TASK OBJECTIVE:
In this exercise, return the whole listing exactly, excluding any images.

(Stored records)
•••••
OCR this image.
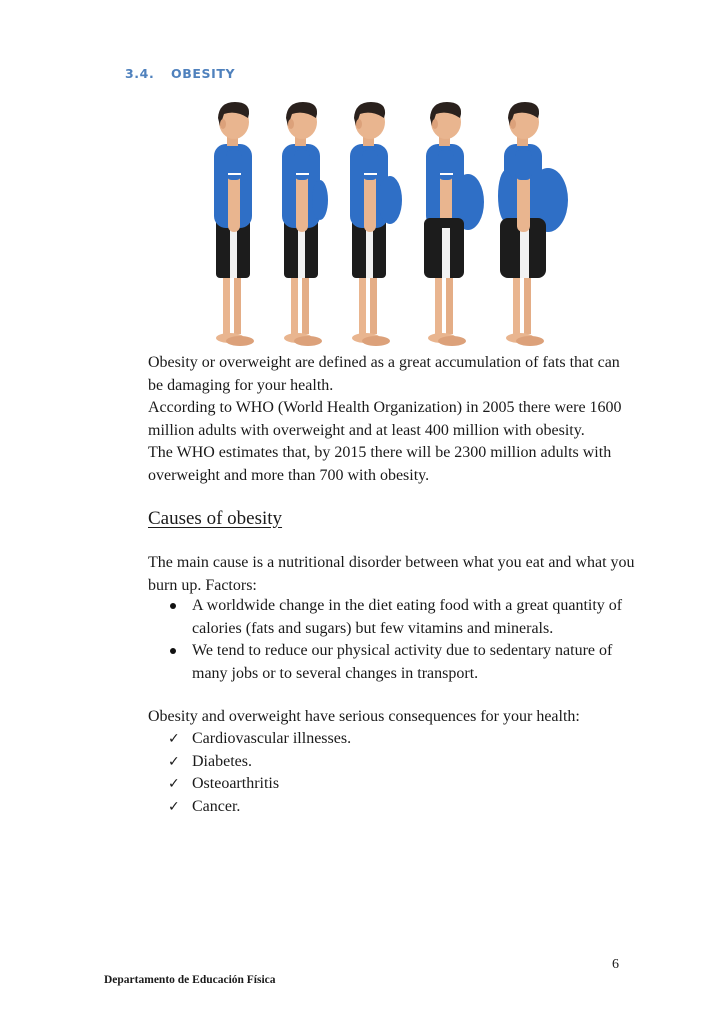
3.4. OBESITY

Obesity or overweight are defined as a great accumulation of fats that can be damaging for your health.

According to WHO (World Health Organization) in 2005 there were 1600 million adults with overweight and at least 400 million with obesity.

The WHO estimates that, by 2015 there will be 2300 million adults with overweight and more than 700 with obesity.

Causes of obesity

The main cause is a nutritional disorder between what you eat and what you burn up. Factors:

A worldwide change in the diet eating food with a great quantity of calories (fats and sugars) but few vitamins and minerals.
We tend to reduce our physical activity due to sedentary nature of many jobs or to several changes in transport.

Obesity and overweight have serious consequences for your health:

✓ Cardiovascular illnesses.
✓ Diabetes.
✓ Osteoarthritis
✓ Cancer.
6
Departamento de Educación Física
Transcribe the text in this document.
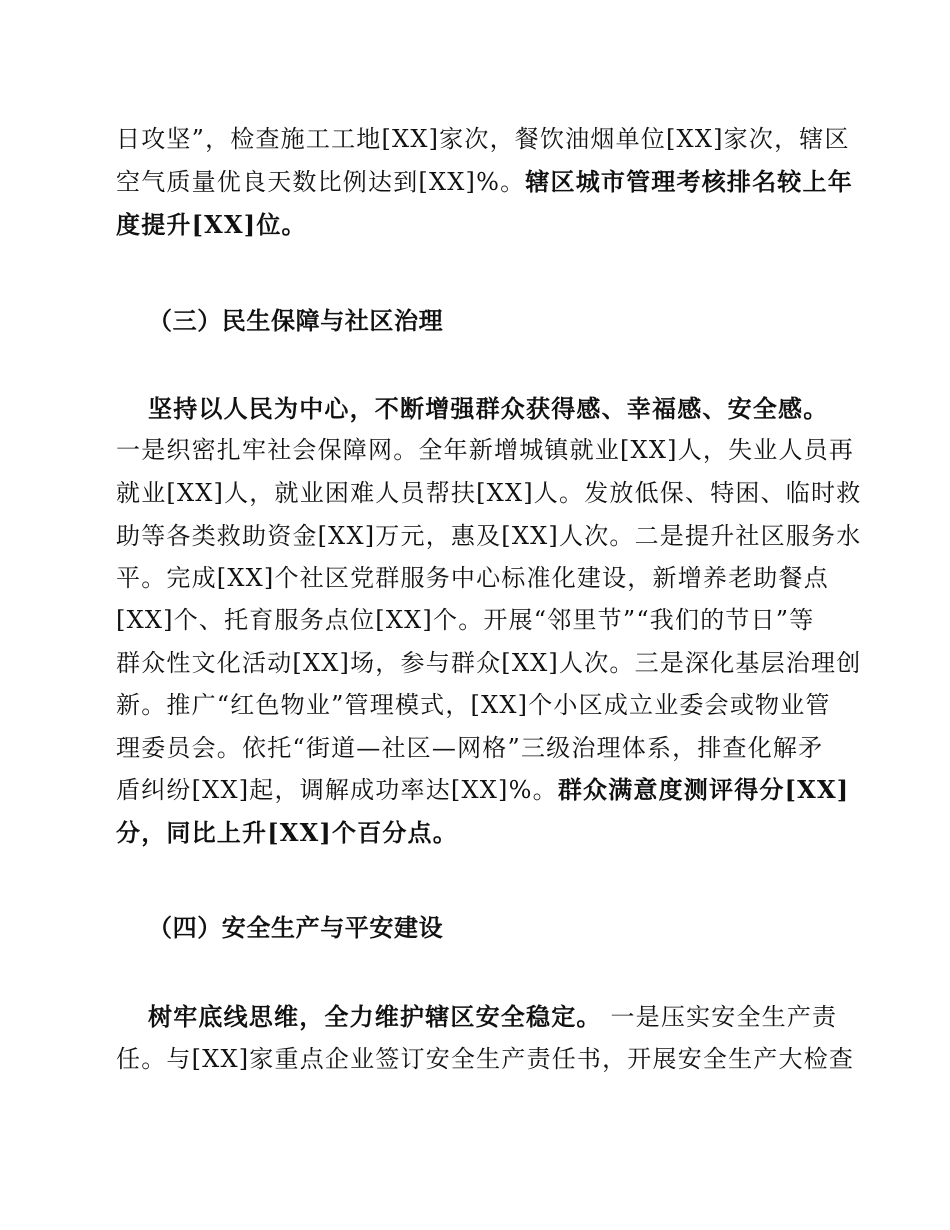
日攻坚”，检查施工工地[XX]家次，餐饮油烟单位[XX]家次，辖区
空气质量优良天数比例达到[XX]%。辖区城市管理考核排名较上年
度提升[XX]位。
（三）民生保障与社区治理
坚持以人民为中心，不断增强群众获得感、幸福感、安全感。
一是织密扎牢社会保障网。全年新增城镇就业[XX]人，失业人员再
就业[XX]人，就业困难人员帮扶[XX]人。发放低保、特困、临时救
助等各类救助资金[XX]万元，惠及[XX]人次。二是提升社区服务水
平。完成[XX]个社区党群服务中心标准化建设，新增养老助餐点
[XX]个、托育服务点位[XX]个。开展“邻里节”“我们的节日”等
群众性文化活动[XX]场，参与群众[XX]人次。三是深化基层治理创
新。推广“红色物业”管理模式，[XX]个小区成立业委会或物业管
理委员会。依托“街道—社区—网格”三级治理体系，排查化解矛
盾纠纷[XX]起，调解成功率达[XX]%。群众满意度测评得分[XX]
分，同比上升[XX]个百分点。
（四）安全生产与平安建设
树牢底线思维，全力维护辖区安全稳定。 一是压实安全生产责
任。与[XX]家重点企业签订安全生产责任书，开展安全生产大检查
•••••
IN RESPONSE:
OCR this image.
3.4. OBESITY

Obesity or overweight are defined as a great accumulation of fats that can be damaging for your health.

According to WHO (World Health Organization) in 2005 there were 1600 million adults with overweight and at least 400 million with obesity.

The WHO estimates that, by 2015 there will be 2300 million adults with overweight and more than 700 with obesity.

Causes of obesity

The main cause is a nutritional disorder between what you eat and what you burn up. Factors:

A worldwide change in the diet eating food with a great quantity of calories (fats and sugars) but few vitamins and minerals.
We tend to reduce our physical activity due to sedentary nature of many jobs or to several changes in transport.

Obesity and overweight have serious consequences for your health:

✓ Cardiovascular illnesses.
✓ Diabetes.
✓ Osteoarthritis
✓ Cancer.
6
Departamento de Educación Física
Transcribe the text in this document.
日攻坚”，检查施工工地[XX]家次，餐饮油烟单位[XX]家次，辖区
空气质量优良天数比例达到[XX]%。辖区城市管理考核排名较上年
度提升[XX]位。
（三）民生保障与社区治理
坚持以人民为中心，不断增强群众获得感、幸福感、安全感。
一是织密扎牢社会保障网。全年新增城镇就业[XX]人，失业人员再
就业[XX]人，就业困难人员帮扶[XX]人。发放低保、特困、临时救
助等各类救助资金[XX]万元，惠及[XX]人次。二是提升社区服务水
平。完成[XX]个社区党群服务中心标准化建设，新增养老助餐点
[XX]个、托育服务点位[XX]个。开展“邻里节”“我们的节日”等
群众性文化活动[XX]场，参与群众[XX]人次。三是深化基层治理创
新。推广“红色物业”管理模式，[XX]个小区成立业委会或物业管
理委员会。依托“街道—社区—网格”三级治理体系，排查化解矛
盾纠纷[XX]起，调解成功率达[XX]%。群众满意度测评得分[XX]
分，同比上升[XX]个百分点。
（四）安全生产与平安建设
树牢底线思维，全力维护辖区安全稳定。 一是压实安全生产责
任。与[XX]家重点企业签订安全生产责任书，开展安全生产大检查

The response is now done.